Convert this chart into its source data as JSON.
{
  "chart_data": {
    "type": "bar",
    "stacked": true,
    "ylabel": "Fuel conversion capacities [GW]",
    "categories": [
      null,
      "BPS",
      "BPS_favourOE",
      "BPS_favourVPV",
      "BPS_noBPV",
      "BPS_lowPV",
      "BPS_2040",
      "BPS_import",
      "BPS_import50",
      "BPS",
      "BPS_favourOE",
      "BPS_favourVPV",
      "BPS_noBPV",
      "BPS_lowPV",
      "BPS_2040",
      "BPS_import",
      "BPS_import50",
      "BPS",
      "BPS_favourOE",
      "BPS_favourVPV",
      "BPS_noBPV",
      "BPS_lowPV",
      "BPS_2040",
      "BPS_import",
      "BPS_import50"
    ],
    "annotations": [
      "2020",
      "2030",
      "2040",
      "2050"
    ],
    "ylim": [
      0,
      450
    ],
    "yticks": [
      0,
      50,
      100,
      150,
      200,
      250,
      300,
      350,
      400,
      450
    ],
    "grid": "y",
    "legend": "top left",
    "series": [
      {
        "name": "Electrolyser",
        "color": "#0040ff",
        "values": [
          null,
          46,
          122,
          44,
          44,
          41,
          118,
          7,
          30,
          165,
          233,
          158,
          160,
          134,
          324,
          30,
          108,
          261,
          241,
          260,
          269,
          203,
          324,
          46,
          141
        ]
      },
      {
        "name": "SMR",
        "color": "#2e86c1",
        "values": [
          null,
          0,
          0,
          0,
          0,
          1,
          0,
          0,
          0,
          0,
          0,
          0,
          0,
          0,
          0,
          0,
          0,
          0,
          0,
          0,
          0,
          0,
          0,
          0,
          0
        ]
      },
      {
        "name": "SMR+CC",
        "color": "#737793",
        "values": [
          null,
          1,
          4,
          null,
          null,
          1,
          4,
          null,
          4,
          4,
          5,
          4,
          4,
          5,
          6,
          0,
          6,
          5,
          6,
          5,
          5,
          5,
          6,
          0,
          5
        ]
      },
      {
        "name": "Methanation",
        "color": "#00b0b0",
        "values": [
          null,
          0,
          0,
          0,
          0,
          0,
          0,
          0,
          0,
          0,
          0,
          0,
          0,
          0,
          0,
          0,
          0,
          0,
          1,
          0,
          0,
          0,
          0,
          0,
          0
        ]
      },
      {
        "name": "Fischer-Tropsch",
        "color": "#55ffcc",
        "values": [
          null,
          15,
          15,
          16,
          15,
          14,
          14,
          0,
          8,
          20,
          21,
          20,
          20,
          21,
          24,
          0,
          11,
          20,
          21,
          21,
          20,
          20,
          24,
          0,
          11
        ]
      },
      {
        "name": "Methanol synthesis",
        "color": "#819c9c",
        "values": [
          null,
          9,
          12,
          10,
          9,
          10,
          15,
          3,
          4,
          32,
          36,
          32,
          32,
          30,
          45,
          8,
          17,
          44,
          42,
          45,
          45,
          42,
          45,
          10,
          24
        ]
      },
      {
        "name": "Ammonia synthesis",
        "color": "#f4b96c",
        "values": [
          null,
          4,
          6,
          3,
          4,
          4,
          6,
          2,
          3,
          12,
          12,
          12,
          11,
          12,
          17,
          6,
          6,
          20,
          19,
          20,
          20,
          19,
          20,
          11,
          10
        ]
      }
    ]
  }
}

—————

§ DIRECTION:
Each line must be given again exactly as written above.

§ SOLUTION FOR THIS PROBLEM:
Convert this chart into its source data as JSON.
{
  "chart_data": {
    "type": "bar",
    "stacked": true,
    "ylabel": "Fuel conversion capacities [GW]",
    "categories": [
      null,
      "BPS",
      "BPS_favourOE",
      "BPS_favourVPV",
      "BPS_noBPV",
      "BPS_lowPV",
      "BPS_2040",
      "BPS_import",
      "BPS_import50",
      "BPS",
      "BPS_favourOE",
      "BPS_favourVPV",
      "BPS_noBPV",
      "BPS_lowPV",
      "BPS_2040",
      "BPS_import",
      "BPS_import50",
      "BPS",
      "BPS_favourOE",
      "BPS_favourVPV",
      "BPS_noBPV",
      "BPS_lowPV",
      "BPS_2040",
      "BPS_import",
      "BPS_import50"
    ],
    "annotations": [
      "2020",
      "2030",
      "2040",
      "2050"
    ],
    "ylim": [
      0,
      450
    ],
    "yticks": [
      0,
      50,
      100,
      150,
      200,
      250,
      300,
      350,
      400,
      450
    ],
    "grid": "y",
    "legend": "top left",
    "series": [
      {
        "name": "Electrolyser",
        "color": "#0040ff",
        "values": [
          null,
          46,
          122,
          44,
          44,
          41,
          118,
          7,
          30,
          165,
          233,
          158,
          160,
          134,
          324,
          30,
          108,
          261,
          241,
          260,
          269,
          203,
          324,
          46,
          141
        ]
      },
      {
        "name": "SMR",
        "color": "#2e86c1",
        "values": [
          null,
          0,
          0,
          0,
          0,
          1,
          0,
          0,
          0,
          0,
          0,
          0,
          0,
          0,
          0,
          0,
          0,
          0,
          0,
          0,
          0,
          0,
          0,
          0,
          0
        ]
      },
      {
        "name": "SMR+CC",
        "color": "#737793",
        "values": [
          null,
          1,
          4,
          null,
          null,
          1,
          4,
          null,
          4,
          4,
          5,
          4,
          4,
          5,
          6,
          0,
          6,
          5,
          6,
          5,
          5,
          5,
          6,
          0,
          5
        ]
      },
      {
        "name": "Methanation",
        "color": "#00b0b0",
        "values": [
          null,
          0,
          0,
          0,
          0,
          0,
          0,
          0,
          0,
          0,
          0,
          0,
          0,
          0,
          0,
          0,
          0,
          0,
          1,
          0,
          0,
          0,
          0,
          0,
          0
        ]
      },
      {
        "name": "Fischer-Tropsch",
        "color": "#55ffcc",
        "values": [
          null,
          15,
          15,
          16,
          15,
          14,
          14,
          0,
          8,
          20,
          21,
          20,
          20,
          21,
          24,
          0,
          11,
          20,
          21,
          21,
          20,
          20,
          24,
          0,
          11
        ]
      },
      {
        "name": "Methanol synthesis",
        "color": "#819c9c",
        "values": [
          null,
          9,
          12,
          10,
          9,
          10,
          15,
          3,
          4,
          32,
          36,
          32,
          32,
          30,
          45,
          8,
          17,
          44,
          42,
          45,
          45,
          42,
          45,
          10,
          24
        ]
      },
      {
        "name": "Ammonia synthesis",
        "color": "#f4b96c",
        "values": [
          null,
          4,
          6,
          3,
          4,
          4,
          6,
          2,
          3,
          12,
          12,
          12,
          11,
          12,
          17,
          6,
          6,
          20,
          19,
          20,
          20,
          19,
          20,
          11,
          10
        ]
      }
    ]
  }
}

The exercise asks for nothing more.